**Stated problem**
Search the records for "Variation" and copy each line that holds it.

○ ○ ○ ○ ○

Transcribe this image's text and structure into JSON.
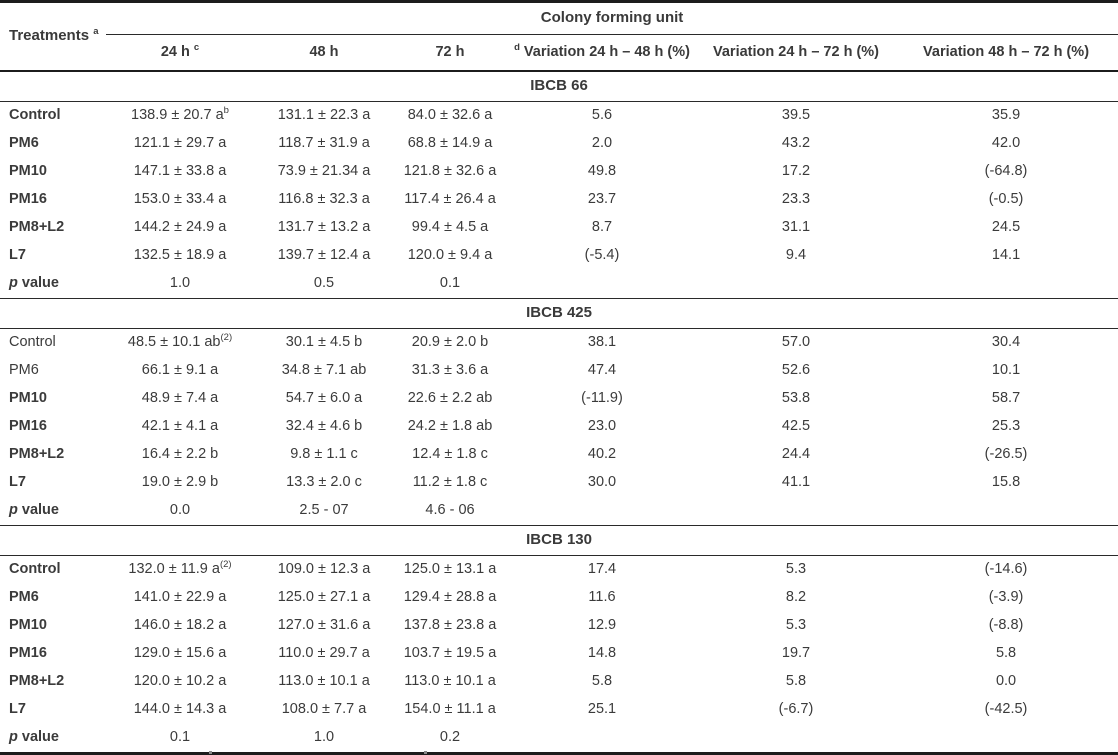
{
  "header": {
    "treatments": {
      "main": "Treatments",
      "sup": "a"
    },
    "group": "Colony forming unit",
    "cols": [
      {
        "pre": "",
        "main": "24 h",
        "sup": "c"
      },
      {
        "pre": "",
        "main": "48 h",
        "sup": ""
      },
      {
        "pre": "",
        "main": "72 h",
        "sup": ""
      },
      {
        "pre": "d",
        "main": "Variation 24 h – 48 h (%)",
        "sup": ""
      },
      {
        "pre": "",
        "main": "Variation 24 h – 72 h (%)",
        "sup": ""
      },
      {
        "pre": "",
        "main": "Variation 48 h – 72 h (%)",
        "sup": ""
      }
    ]
  },
  "sections": [
    {
      "name": "IBCB 66",
      "rows": [
        {
          "label_i": "",
          "label": "Control",
          "bold": true,
          "cells": [
            {
              "m": "138.9 ± 20.7 a",
              "s": "b"
            },
            {
              "m": "131.1 ± 22.3 a",
              "s": ""
            },
            {
              "m": "84.0 ± 32.6 a",
              "s": ""
            },
            {
              "m": "5.6",
              "s": ""
            },
            {
              "m": "39.5",
              "s": ""
            },
            {
              "m": "35.9",
              "s": ""
            }
          ]
        },
        {
          "label_i": "",
          "label": "PM6",
          "bold": true,
          "cells": [
            {
              "m": "121.1 ± 29.7 a",
              "s": ""
            },
            {
              "m": "118.7 ± 31.9 a",
              "s": ""
            },
            {
              "m": "68.8 ± 14.9 a",
              "s": ""
            },
            {
              "m": "2.0",
              "s": ""
            },
            {
              "m": "43.2",
              "s": ""
            },
            {
              "m": "42.0",
              "s": ""
            }
          ]
        },
        {
          "label_i": "",
          "label": "PM10",
          "bold": true,
          "cells": [
            {
              "m": "147.1 ± 33.8 a",
              "s": ""
            },
            {
              "m": "73.9 ± 21.34 a",
              "s": ""
            },
            {
              "m": "121.8 ± 32.6 a",
              "s": ""
            },
            {
              "m": "49.8",
              "s": ""
            },
            {
              "m": "17.2",
              "s": ""
            },
            {
              "m": "(-64.8)",
              "s": ""
            }
          ]
        },
        {
          "label_i": "",
          "label": "PM16",
          "bold": true,
          "cells": [
            {
              "m": "153.0 ± 33.4 a",
              "s": ""
            },
            {
              "m": "116.8 ± 32.3 a",
              "s": ""
            },
            {
              "m": "117.4 ± 26.4 a",
              "s": ""
            },
            {
              "m": "23.7",
              "s": ""
            },
            {
              "m": "23.3",
              "s": ""
            },
            {
              "m": "(-0.5)",
              "s": ""
            }
          ]
        },
        {
          "label_i": "",
          "label": "PM8+L2",
          "bold": true,
          "cells": [
            {
              "m": "144.2 ± 24.9 a",
              "s": ""
            },
            {
              "m": "131.7 ± 13.2 a",
              "s": ""
            },
            {
              "m": "99.4 ± 4.5 a",
              "s": ""
            },
            {
              "m": "8.7",
              "s": ""
            },
            {
              "m": "31.1",
              "s": ""
            },
            {
              "m": "24.5",
              "s": ""
            }
          ]
        },
        {
          "label_i": "",
          "label": "L7",
          "bold": true,
          "cells": [
            {
              "m": "132.5 ± 18.9 a",
              "s": ""
            },
            {
              "m": "139.7 ± 12.4 a",
              "s": ""
            },
            {
              "m": "120.0 ± 9.4 a",
              "s": ""
            },
            {
              "m": "(-5.4)",
              "s": ""
            },
            {
              "m": "9.4",
              "s": ""
            },
            {
              "m": "14.1",
              "s": ""
            }
          ]
        },
        {
          "label_i": "p",
          "label": " value",
          "bold": true,
          "cells": [
            {
              "m": "1.0",
              "s": ""
            },
            {
              "m": "0.5",
              "s": ""
            },
            {
              "m": "0.1",
              "s": ""
            },
            {
              "m": "",
              "s": ""
            },
            {
              "m": "",
              "s": ""
            },
            {
              "m": "",
              "s": ""
            }
          ]
        }
      ]
    },
    {
      "name": "IBCB 425",
      "rows": [
        {
          "label_i": "",
          "label": "Control",
          "bold": false,
          "cells": [
            {
              "m": "48.5 ± 10.1 ab",
              "s": "(2)"
            },
            {
              "m": "30.1 ± 4.5 b",
              "s": ""
            },
            {
              "m": "20.9 ± 2.0 b",
              "s": ""
            },
            {
              "m": "38.1",
              "s": ""
            },
            {
              "m": "57.0",
              "s": ""
            },
            {
              "m": "30.4",
              "s": ""
            }
          ]
        },
        {
          "label_i": "",
          "label": "PM6",
          "bold": false,
          "cells": [
            {
              "m": "66.1 ± 9.1 a",
              "s": ""
            },
            {
              "m": "34.8 ± 7.1 ab",
              "s": ""
            },
            {
              "m": "31.3 ± 3.6 a",
              "s": ""
            },
            {
              "m": "47.4",
              "s": ""
            },
            {
              "m": "52.6",
              "s": ""
            },
            {
              "m": "10.1",
              "s": ""
            }
          ]
        },
        {
          "label_i": "",
          "label": "PM10",
          "bold": true,
          "cells": [
            {
              "m": "48.9 ± 7.4 a",
              "s": ""
            },
            {
              "m": "54.7 ± 6.0 a",
              "s": ""
            },
            {
              "m": "22.6 ± 2.2 ab",
              "s": ""
            },
            {
              "m": "(-11.9)",
              "s": ""
            },
            {
              "m": "53.8",
              "s": ""
            },
            {
              "m": "58.7",
              "s": ""
            }
          ]
        },
        {
          "label_i": "",
          "label": "PM16",
          "bold": true,
          "cells": [
            {
              "m": "42.1 ± 4.1 a",
              "s": ""
            },
            {
              "m": "32.4 ± 4.6 b",
              "s": ""
            },
            {
              "m": "24.2 ± 1.8 ab",
              "s": ""
            },
            {
              "m": "23.0",
              "s": ""
            },
            {
              "m": "42.5",
              "s": ""
            },
            {
              "m": "25.3",
              "s": ""
            }
          ]
        },
        {
          "label_i": "",
          "label": "PM8+L2",
          "bold": true,
          "cells": [
            {
              "m": "16.4 ± 2.2 b",
              "s": ""
            },
            {
              "m": "9.8 ± 1.1 c",
              "s": ""
            },
            {
              "m": "12.4 ± 1.8 c",
              "s": ""
            },
            {
              "m": "40.2",
              "s": ""
            },
            {
              "m": "24.4",
              "s": ""
            },
            {
              "m": "(-26.5)",
              "s": ""
            }
          ]
        },
        {
          "label_i": "",
          "label": "L7",
          "bold": true,
          "cells": [
            {
              "m": "19.0 ± 2.9 b",
              "s": ""
            },
            {
              "m": "13.3 ± 2.0 c",
              "s": ""
            },
            {
              "m": "11.2 ± 1.8 c",
              "s": ""
            },
            {
              "m": "30.0",
              "s": ""
            },
            {
              "m": "41.1",
              "s": ""
            },
            {
              "m": "15.8",
              "s": ""
            }
          ]
        },
        {
          "label_i": "p",
          "label": " value",
          "bold": true,
          "cells": [
            {
              "m": "0.0",
              "s": ""
            },
            {
              "m": "2.5 - 07",
              "s": ""
            },
            {
              "m": "4.6 - 06",
              "s": ""
            },
            {
              "m": "",
              "s": ""
            },
            {
              "m": "",
              "s": ""
            },
            {
              "m": "",
              "s": ""
            }
          ]
        }
      ]
    },
    {
      "name": "IBCB 130",
      "rows": [
        {
          "label_i": "",
          "label": "Control",
          "bold": true,
          "cells": [
            {
              "m": "132.0 ± 11.9 a",
              "s": "(2)"
            },
            {
              "m": "109.0 ± 12.3 a",
              "s": ""
            },
            {
              "m": "125.0 ± 13.1 a",
              "s": ""
            },
            {
              "m": "17.4",
              "s": ""
            },
            {
              "m": "5.3",
              "s": ""
            },
            {
              "m": "(-14.6)",
              "s": ""
            }
          ]
        },
        {
          "label_i": "",
          "label": "PM6",
          "bold": true,
          "cells": [
            {
              "m": "141.0 ± 22.9 a",
              "s": ""
            },
            {
              "m": "125.0 ± 27.1 a",
              "s": ""
            },
            {
              "m": "129.4 ± 28.8 a",
              "s": ""
            },
            {
              "m": "11.6",
              "s": ""
            },
            {
              "m": "8.2",
              "s": ""
            },
            {
              "m": "(-3.9)",
              "s": ""
            }
          ]
        },
        {
          "label_i": "",
          "label": "PM10",
          "bold": true,
          "cells": [
            {
              "m": "146.0 ± 18.2 a",
              "s": ""
            },
            {
              "m": "127.0 ± 31.6 a",
              "s": ""
            },
            {
              "m": "137.8 ± 23.8 a",
              "s": ""
            },
            {
              "m": "12.9",
              "s": ""
            },
            {
              "m": "5.3",
              "s": ""
            },
            {
              "m": "(-8.8)",
              "s": ""
            }
          ]
        },
        {
          "label_i": "",
          "label": "PM16",
          "bold": true,
          "cells": [
            {
              "m": "129.0 ± 15.6 a",
              "s": ""
            },
            {
              "m": "110.0 ± 29.7 a",
              "s": ""
            },
            {
              "m": "103.7 ± 19.5 a",
              "s": ""
            },
            {
              "m": "14.8",
              "s": ""
            },
            {
              "m": "19.7",
              "s": ""
            },
            {
              "m": "5.8",
              "s": ""
            }
          ]
        },
        {
          "label_i": "",
          "label": "PM8+L2",
          "bold": true,
          "cells": [
            {
              "m": "120.0 ± 10.2 a",
              "s": ""
            },
            {
              "m": "113.0 ± 10.1 a",
              "s": ""
            },
            {
              "m": "113.0 ± 10.1 a",
              "s": ""
            },
            {
              "m": "5.8",
              "s": ""
            },
            {
              "m": "5.8",
              "s": ""
            },
            {
              "m": "0.0",
              "s": ""
            }
          ]
        },
        {
          "label_i": "",
          "label": "L7",
          "bold": true,
          "cells": [
            {
              "m": "144.0 ± 14.3 a",
              "s": ""
            },
            {
              "m": "108.0 ± 7.7 a",
              "s": ""
            },
            {
              "m": "154.0 ± 11.1 a",
              "s": ""
            },
            {
              "m": "25.1",
              "s": ""
            },
            {
              "m": "(-6.7)",
              "s": ""
            },
            {
              "m": "(-42.5)",
              "s": ""
            }
          ]
        },
        {
          "label_i": "p",
          "label": " value",
          "bold": true,
          "cells": [
            {
              "m": "0.1",
              "s": ""
            },
            {
              "m": "1.0",
              "s": ""
            },
            {
              "m": "0.2",
              "s": ""
            },
            {
              "m": "",
              "s": ""
            },
            {
              "m": "",
              "s": ""
            },
            {
              "m": "",
              "s": ""
            }
          ]
        }
      ]
    }
  ],
  "colors": {
    "text": "#3b3b3b",
    "rule": "#1c1c1c",
    "background": "#ffffff"
  }
}
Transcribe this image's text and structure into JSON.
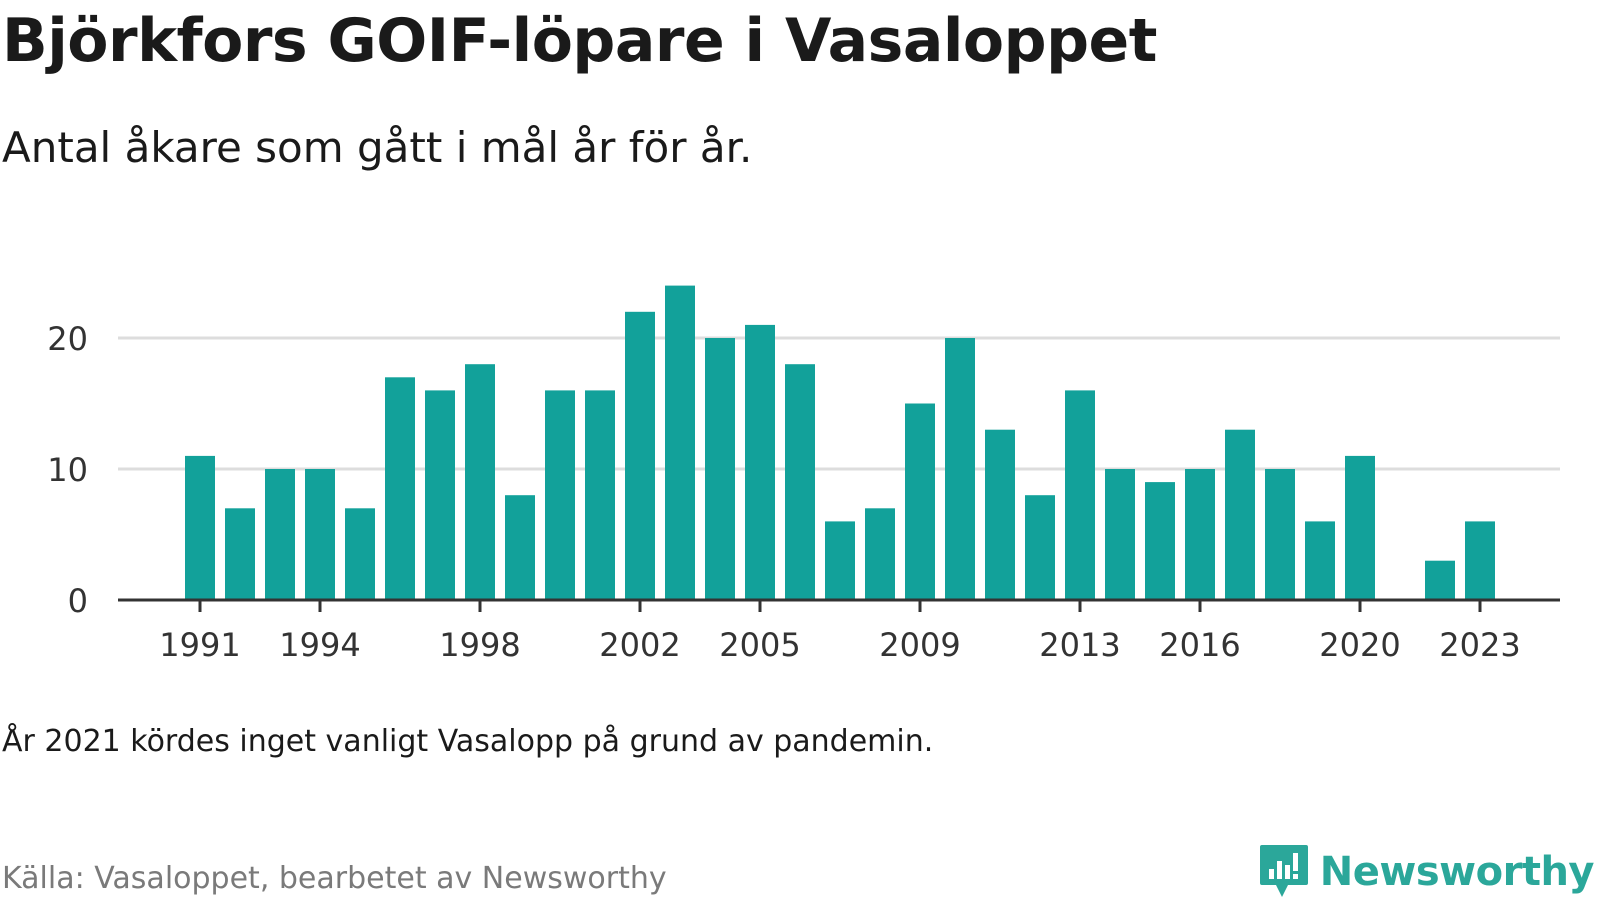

○ ○ ○ ○ ○

**Correct result**
        "main": "Variation 24 h – 48 h (%)",
        "main": "Variation 24 h – 72 h (%)",
        "main": "Variation 48 h – 72 h (%)",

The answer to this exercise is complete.